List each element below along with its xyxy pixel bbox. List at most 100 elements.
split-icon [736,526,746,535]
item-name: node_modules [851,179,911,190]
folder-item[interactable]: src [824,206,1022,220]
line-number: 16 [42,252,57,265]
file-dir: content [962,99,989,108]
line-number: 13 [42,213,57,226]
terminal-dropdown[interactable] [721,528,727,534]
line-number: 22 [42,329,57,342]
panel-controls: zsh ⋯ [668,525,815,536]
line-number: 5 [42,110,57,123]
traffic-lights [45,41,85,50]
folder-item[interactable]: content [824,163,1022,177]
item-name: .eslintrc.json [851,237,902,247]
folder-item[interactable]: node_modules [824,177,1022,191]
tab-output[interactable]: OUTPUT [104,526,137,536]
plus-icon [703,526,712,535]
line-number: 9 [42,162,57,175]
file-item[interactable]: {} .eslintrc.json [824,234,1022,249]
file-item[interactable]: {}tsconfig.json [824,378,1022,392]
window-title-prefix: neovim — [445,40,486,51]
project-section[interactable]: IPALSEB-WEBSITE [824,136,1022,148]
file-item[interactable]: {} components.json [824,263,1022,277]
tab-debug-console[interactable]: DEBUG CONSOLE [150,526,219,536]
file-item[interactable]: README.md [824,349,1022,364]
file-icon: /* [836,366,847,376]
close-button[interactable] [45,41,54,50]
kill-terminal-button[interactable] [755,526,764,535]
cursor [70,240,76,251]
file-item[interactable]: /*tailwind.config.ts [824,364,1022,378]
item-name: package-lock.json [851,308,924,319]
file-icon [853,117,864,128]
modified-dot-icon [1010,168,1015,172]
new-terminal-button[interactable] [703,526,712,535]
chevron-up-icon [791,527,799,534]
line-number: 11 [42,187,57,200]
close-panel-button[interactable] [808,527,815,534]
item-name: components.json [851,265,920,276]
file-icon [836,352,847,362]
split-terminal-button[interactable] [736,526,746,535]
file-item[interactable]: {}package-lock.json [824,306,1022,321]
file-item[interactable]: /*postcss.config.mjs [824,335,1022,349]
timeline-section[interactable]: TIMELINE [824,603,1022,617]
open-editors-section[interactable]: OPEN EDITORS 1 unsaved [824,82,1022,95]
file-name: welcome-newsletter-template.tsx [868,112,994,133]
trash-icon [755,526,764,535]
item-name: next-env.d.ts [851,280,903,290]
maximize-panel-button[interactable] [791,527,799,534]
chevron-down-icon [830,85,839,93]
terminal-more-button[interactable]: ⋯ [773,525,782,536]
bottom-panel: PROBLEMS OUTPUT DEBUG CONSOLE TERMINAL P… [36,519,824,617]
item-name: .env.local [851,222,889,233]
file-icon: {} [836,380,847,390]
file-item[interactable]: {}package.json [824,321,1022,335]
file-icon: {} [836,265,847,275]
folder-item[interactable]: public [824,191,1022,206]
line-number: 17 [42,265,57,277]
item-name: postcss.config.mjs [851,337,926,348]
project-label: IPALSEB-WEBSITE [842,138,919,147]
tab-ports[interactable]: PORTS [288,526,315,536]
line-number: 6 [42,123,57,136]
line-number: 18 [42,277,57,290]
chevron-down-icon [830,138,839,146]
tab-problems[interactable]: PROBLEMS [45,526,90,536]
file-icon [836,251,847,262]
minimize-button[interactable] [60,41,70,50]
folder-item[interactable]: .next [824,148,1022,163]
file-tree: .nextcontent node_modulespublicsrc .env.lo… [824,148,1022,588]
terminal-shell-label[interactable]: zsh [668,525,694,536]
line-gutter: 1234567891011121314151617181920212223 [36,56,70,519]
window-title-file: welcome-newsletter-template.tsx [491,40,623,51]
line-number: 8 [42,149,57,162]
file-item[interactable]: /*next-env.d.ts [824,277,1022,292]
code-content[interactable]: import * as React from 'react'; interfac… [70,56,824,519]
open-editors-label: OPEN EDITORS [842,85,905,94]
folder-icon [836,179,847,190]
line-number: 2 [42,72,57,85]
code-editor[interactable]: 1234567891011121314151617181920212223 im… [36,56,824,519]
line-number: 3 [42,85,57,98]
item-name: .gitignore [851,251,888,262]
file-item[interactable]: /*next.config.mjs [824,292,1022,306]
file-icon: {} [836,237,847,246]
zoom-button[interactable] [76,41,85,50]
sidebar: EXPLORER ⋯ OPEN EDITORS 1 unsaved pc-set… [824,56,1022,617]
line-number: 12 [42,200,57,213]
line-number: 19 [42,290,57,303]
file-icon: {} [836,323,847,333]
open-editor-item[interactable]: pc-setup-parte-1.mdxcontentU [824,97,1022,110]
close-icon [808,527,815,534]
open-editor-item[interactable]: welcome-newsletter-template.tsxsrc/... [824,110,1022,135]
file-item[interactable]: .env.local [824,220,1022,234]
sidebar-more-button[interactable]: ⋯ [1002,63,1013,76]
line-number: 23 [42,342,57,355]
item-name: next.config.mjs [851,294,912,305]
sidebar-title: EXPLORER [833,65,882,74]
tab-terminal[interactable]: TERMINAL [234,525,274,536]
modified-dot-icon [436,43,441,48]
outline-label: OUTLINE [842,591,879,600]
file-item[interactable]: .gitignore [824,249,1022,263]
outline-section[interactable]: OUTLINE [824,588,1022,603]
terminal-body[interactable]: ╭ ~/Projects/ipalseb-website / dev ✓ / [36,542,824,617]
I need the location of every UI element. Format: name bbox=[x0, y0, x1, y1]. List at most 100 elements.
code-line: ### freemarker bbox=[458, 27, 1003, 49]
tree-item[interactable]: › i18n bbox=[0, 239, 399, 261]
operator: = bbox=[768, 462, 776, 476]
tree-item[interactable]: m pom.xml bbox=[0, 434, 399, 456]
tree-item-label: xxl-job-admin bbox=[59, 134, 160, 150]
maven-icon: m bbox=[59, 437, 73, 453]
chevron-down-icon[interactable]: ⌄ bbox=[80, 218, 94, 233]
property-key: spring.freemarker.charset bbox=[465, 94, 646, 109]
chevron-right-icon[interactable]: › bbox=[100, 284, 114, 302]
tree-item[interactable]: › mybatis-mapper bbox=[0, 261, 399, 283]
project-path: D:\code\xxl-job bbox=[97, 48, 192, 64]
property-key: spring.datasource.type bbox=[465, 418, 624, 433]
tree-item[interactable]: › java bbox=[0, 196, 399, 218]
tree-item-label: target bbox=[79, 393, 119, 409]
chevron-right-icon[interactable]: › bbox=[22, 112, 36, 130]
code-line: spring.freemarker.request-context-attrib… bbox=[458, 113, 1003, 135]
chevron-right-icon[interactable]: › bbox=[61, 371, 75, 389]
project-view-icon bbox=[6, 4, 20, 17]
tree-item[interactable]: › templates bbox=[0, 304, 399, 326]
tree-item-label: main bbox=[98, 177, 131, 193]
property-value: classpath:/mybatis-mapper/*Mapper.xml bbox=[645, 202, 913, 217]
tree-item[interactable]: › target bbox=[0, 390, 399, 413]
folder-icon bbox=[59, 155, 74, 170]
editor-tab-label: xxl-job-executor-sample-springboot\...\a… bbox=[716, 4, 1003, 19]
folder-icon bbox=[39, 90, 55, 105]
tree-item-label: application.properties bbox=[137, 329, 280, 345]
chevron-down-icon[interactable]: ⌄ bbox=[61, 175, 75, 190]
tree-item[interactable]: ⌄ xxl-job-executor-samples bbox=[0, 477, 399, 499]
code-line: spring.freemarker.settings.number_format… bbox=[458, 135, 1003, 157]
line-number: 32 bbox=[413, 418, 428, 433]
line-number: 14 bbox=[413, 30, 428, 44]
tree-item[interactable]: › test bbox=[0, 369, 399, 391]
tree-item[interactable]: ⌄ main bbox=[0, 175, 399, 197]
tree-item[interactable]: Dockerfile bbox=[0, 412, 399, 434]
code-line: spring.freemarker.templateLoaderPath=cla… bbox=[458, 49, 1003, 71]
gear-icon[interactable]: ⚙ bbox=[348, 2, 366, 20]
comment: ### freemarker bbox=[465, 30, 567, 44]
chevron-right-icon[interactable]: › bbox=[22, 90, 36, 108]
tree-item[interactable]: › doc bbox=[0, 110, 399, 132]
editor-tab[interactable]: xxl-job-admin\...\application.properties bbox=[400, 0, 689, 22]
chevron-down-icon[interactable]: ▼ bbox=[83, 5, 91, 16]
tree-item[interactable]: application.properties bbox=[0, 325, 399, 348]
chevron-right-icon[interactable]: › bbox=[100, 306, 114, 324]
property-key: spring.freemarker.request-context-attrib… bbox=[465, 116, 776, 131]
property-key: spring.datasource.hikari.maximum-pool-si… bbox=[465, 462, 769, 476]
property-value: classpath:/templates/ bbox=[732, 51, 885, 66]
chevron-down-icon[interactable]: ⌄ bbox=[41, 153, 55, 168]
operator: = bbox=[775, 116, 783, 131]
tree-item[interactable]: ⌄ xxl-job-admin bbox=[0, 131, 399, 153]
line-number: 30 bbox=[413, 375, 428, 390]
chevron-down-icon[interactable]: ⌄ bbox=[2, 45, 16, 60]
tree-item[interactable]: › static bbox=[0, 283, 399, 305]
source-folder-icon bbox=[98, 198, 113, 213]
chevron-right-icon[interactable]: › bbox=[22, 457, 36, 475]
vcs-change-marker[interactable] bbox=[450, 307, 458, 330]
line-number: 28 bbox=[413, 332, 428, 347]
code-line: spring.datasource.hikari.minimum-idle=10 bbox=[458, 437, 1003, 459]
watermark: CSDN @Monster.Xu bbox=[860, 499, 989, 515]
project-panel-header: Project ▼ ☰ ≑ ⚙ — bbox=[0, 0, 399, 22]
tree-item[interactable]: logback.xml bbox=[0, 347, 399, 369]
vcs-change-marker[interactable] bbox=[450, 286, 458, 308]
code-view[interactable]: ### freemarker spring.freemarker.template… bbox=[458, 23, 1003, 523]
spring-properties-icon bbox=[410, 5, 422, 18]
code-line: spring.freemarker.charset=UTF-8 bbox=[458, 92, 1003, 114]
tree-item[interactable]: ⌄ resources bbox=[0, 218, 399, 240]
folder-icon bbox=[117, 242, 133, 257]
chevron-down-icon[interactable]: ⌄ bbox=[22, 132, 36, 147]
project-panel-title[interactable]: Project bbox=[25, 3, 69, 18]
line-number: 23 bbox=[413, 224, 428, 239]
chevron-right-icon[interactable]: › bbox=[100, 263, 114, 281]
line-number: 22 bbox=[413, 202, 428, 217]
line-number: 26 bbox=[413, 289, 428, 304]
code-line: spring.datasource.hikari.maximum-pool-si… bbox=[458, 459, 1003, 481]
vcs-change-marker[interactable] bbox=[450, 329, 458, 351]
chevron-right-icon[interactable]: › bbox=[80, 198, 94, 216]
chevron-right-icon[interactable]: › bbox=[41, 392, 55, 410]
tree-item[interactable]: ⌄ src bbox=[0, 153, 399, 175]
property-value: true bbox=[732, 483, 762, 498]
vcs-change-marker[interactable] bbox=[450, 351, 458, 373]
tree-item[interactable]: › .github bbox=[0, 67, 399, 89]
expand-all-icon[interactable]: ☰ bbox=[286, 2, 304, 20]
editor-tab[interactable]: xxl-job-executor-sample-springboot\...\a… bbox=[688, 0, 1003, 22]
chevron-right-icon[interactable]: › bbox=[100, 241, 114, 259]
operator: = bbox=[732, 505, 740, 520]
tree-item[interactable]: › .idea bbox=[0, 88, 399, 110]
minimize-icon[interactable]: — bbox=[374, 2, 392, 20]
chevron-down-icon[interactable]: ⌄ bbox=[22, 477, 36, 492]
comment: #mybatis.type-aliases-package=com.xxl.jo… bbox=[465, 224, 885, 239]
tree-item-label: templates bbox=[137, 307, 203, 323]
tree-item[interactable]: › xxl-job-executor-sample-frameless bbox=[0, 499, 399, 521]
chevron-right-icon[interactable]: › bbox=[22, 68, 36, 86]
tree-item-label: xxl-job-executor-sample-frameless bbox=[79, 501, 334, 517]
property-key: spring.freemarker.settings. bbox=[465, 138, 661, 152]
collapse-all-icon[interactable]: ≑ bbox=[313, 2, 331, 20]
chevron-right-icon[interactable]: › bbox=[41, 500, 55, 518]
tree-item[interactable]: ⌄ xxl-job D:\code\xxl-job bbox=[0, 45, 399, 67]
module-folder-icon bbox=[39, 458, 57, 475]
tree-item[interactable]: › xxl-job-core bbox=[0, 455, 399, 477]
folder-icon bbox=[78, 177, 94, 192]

:::

▶ **Work to complete**
Please edit everything from the start of the data down to the line containing "new-terminal-button[interactable] [703,526,712,535]", swapping "folder-item" for "directory-item" and keeping every other character the same. Return only those edited lines.

▶ **Task answer**
List each element below along with its xyxy pixel bbox. List at most 100 elements.
split-icon [736,526,746,535]
item-name: node_modules [851,179,911,190]
directory-item[interactable]: src [824,206,1022,220]
line-number: 16 [42,252,57,265]
file-dir: content [962,99,989,108]
line-number: 13 [42,213,57,226]
terminal-dropdown[interactable] [721,528,727,534]
line-number: 22 [42,329,57,342]
panel-controls: zsh ⋯ [668,525,815,536]
line-number: 5 [42,110,57,123]
traffic-lights [45,41,85,50]
directory-item[interactable]: content [824,163,1022,177]
item-name: .eslintrc.json [851,237,902,247]
directory-item[interactable]: node_modules [824,177,1022,191]
tab-output[interactable]: OUTPUT [104,526,137,536]
plus-icon [703,526,712,535]
line-number: 9 [42,162,57,175]
file-item[interactable]: {} .eslintrc.json [824,234,1022,249]
file-item[interactable]: {}tsconfig.json [824,378,1022,392]
window-title-prefix: neovim — [445,40,486,51]
project-section[interactable]: IPALSEB-WEBSITE [824,136,1022,148]
file-item[interactable]: {} components.json [824,263,1022,277]
tab-debug-console[interactable]: DEBUG CONSOLE [150,526,219,536]
file-item[interactable]: README.md [824,349,1022,364]
file-icon: /* [836,366,847,376]
close-button[interactable] [45,41,54,50]
kill-terminal-button[interactable] [755,526,764,535]
cursor [70,240,76,251]
file-item[interactable]: /*tailwind.config.ts [824,364,1022,378]
item-name: package-lock.json [851,308,924,319]
file-icon [853,117,864,128]
modified-dot-icon [1010,168,1015,172]
new-terminal-button[interactable] [703,526,712,535]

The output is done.